** BEGIN **

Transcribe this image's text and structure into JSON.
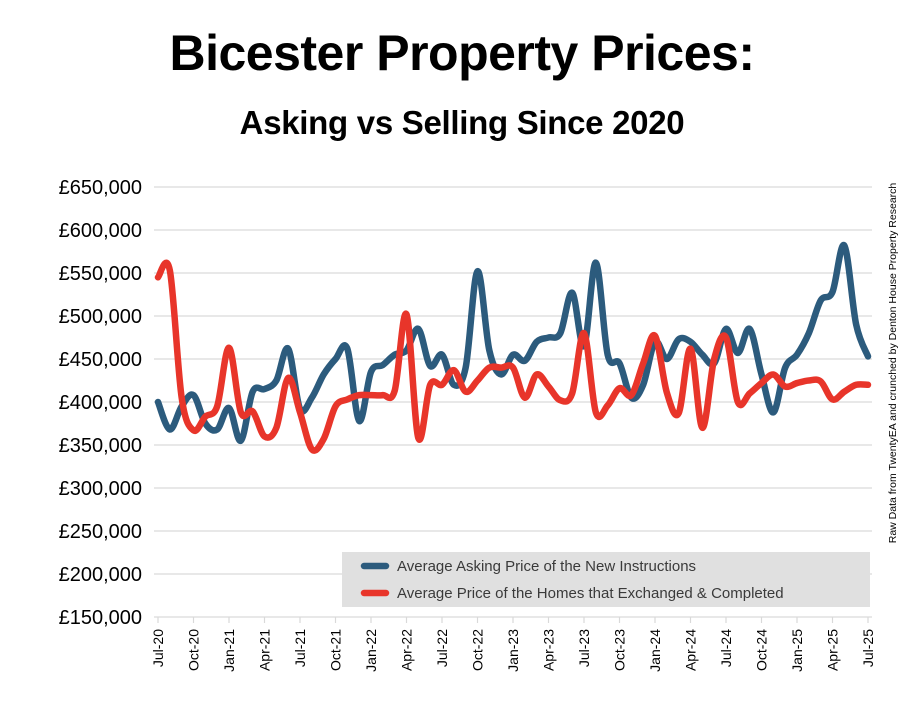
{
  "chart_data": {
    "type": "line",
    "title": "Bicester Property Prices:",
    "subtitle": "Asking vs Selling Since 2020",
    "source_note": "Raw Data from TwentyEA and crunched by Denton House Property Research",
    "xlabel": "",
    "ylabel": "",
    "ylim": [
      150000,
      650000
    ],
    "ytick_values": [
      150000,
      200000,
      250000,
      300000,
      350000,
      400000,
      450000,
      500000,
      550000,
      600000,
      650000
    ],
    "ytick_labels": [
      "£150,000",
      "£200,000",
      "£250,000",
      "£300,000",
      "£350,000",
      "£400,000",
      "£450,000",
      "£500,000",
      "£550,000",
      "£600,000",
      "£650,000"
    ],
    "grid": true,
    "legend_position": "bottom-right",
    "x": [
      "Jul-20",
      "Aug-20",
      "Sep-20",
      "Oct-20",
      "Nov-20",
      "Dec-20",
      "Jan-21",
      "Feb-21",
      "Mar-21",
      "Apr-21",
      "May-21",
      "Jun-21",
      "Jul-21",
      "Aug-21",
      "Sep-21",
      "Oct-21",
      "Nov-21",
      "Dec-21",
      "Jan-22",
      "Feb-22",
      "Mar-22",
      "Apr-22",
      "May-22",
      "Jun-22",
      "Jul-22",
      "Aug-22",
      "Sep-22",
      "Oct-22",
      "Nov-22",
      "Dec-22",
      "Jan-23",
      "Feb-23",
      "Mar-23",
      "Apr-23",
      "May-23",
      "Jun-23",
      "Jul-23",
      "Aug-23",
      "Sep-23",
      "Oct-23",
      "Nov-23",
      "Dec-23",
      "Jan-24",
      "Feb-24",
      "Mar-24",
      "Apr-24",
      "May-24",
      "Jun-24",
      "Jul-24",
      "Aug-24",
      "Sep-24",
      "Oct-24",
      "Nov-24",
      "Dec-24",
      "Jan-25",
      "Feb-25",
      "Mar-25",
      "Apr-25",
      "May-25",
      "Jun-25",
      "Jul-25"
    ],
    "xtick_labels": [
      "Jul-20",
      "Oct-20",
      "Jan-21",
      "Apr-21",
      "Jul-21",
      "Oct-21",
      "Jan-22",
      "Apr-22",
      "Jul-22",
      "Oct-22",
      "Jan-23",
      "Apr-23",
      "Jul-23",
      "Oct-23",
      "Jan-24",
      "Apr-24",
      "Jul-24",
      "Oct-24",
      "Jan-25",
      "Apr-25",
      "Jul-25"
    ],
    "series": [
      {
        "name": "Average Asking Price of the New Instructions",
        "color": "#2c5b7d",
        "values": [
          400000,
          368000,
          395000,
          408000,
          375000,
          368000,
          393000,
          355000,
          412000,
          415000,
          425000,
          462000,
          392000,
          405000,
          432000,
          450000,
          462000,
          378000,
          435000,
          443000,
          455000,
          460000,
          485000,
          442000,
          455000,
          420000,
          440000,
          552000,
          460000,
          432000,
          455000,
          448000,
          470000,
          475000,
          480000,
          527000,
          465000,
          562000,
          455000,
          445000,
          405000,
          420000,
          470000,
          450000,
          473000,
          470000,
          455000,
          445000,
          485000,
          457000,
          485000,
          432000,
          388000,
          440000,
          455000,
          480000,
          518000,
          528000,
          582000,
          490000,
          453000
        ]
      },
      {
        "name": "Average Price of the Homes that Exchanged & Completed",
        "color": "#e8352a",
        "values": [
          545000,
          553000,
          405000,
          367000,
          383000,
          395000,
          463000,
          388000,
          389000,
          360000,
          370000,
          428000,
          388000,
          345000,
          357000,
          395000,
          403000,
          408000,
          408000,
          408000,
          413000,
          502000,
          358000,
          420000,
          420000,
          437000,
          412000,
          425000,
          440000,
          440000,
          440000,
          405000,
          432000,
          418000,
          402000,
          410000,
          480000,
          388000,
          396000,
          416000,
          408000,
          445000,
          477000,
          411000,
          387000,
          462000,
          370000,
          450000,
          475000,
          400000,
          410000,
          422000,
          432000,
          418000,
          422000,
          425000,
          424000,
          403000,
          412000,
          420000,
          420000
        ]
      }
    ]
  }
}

** END **
** BEGIN **

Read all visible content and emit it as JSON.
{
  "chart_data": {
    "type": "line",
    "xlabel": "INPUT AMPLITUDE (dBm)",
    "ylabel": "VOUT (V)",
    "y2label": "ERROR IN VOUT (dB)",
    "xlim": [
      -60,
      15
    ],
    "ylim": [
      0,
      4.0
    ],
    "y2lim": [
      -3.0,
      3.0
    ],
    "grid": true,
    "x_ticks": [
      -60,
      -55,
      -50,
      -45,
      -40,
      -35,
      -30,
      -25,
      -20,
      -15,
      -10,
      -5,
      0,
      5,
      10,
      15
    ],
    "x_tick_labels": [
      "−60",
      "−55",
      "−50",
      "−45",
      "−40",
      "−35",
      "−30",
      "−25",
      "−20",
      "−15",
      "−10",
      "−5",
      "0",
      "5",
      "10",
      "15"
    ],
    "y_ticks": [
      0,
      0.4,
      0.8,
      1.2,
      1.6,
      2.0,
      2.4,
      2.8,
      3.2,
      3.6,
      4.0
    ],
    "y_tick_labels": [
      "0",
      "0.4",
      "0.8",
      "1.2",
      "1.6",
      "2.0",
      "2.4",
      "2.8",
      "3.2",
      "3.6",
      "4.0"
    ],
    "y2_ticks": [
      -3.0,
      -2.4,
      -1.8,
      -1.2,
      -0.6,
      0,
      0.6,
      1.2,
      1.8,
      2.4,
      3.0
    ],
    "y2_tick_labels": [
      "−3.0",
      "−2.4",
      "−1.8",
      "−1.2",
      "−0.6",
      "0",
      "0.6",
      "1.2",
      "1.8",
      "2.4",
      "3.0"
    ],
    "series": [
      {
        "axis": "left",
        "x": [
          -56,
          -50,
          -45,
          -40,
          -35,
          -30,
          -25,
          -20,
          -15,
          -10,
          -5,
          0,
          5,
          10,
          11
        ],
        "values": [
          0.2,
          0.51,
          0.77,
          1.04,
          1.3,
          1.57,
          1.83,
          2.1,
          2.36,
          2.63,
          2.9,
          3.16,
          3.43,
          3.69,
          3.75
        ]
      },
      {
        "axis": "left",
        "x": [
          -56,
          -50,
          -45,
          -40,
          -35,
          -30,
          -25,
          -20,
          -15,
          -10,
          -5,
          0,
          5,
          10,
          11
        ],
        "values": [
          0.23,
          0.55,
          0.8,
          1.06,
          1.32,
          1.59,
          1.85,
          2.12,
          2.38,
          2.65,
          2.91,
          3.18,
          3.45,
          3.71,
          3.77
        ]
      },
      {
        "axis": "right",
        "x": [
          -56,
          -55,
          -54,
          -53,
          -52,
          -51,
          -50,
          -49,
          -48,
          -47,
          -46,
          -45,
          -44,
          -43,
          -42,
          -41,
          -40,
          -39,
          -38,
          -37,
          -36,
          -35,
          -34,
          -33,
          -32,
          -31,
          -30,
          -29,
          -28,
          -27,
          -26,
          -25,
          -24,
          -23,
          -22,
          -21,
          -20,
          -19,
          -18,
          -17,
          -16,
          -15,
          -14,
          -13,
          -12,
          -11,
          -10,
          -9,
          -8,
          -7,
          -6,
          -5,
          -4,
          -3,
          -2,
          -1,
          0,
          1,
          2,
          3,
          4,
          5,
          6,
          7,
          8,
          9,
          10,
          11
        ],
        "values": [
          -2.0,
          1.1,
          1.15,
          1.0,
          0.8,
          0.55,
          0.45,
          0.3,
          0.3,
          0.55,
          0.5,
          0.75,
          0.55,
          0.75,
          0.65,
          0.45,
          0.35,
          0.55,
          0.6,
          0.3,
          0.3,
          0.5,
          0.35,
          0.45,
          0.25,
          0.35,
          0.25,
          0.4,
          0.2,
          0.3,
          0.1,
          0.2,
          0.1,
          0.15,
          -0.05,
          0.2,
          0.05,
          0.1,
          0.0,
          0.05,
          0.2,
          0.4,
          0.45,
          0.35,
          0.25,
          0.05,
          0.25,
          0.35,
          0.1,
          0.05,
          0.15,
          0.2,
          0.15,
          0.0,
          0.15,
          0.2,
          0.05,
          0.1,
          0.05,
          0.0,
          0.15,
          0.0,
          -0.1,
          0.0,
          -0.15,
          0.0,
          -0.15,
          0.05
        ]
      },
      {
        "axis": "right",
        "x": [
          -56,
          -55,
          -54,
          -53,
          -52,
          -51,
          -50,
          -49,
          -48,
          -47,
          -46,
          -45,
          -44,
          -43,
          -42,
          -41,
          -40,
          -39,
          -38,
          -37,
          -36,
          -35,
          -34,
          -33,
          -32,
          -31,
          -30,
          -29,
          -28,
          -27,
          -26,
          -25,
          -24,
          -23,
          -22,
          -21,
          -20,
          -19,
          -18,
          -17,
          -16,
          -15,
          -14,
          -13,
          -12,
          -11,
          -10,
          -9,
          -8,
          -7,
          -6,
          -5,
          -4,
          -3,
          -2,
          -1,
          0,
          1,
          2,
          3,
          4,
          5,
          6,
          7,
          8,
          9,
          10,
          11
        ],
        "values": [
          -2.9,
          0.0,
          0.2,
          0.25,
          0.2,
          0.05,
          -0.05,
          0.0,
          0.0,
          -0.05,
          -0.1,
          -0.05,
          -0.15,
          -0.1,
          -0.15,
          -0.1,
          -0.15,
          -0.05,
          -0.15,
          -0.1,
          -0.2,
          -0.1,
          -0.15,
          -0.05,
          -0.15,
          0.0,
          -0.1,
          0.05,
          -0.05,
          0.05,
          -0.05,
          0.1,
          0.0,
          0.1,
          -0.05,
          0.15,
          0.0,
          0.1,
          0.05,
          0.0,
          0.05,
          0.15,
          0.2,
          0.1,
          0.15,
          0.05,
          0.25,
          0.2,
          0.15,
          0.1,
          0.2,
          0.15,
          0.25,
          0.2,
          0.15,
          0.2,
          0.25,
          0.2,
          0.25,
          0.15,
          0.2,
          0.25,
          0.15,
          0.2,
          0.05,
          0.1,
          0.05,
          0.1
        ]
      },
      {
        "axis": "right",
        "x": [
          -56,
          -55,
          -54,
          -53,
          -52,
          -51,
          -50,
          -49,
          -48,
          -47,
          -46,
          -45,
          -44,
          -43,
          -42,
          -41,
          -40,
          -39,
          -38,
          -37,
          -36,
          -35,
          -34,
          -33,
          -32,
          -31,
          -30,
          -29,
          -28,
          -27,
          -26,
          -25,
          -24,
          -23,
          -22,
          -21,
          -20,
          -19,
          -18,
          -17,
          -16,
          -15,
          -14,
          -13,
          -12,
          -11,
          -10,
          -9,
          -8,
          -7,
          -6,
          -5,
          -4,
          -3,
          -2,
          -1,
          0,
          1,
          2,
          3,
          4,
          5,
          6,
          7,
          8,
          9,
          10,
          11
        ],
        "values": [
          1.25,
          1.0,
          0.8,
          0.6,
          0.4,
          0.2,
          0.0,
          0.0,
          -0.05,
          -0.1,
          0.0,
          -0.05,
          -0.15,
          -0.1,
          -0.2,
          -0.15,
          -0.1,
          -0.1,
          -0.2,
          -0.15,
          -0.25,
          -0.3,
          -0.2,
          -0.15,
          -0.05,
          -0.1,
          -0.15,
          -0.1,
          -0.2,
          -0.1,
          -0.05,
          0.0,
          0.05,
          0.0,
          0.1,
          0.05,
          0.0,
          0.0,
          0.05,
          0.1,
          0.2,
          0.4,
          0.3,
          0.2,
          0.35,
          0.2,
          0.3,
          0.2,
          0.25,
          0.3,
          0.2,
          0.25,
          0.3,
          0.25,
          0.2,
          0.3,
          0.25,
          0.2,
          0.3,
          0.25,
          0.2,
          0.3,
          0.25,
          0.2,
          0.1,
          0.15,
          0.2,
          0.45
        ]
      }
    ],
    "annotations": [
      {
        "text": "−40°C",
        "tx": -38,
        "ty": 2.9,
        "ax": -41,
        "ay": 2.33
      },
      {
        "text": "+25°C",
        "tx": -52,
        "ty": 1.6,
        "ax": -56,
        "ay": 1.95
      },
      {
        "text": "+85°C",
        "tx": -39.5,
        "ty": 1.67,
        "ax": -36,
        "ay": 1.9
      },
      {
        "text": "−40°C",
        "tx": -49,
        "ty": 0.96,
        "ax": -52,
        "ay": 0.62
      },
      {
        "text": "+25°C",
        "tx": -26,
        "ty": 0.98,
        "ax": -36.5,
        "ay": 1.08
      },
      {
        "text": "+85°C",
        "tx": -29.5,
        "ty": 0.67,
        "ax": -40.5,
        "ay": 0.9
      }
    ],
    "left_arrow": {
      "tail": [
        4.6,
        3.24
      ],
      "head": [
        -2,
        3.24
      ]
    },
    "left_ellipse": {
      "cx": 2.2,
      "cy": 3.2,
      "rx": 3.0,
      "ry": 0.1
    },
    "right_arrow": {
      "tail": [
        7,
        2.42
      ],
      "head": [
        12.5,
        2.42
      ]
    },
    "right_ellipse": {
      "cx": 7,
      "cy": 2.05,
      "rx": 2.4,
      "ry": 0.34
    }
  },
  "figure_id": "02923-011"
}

** END **

- **Written instruction**: Count how many lines contain "VOUT" and give only that count.

- **Solution to this exercise**: 2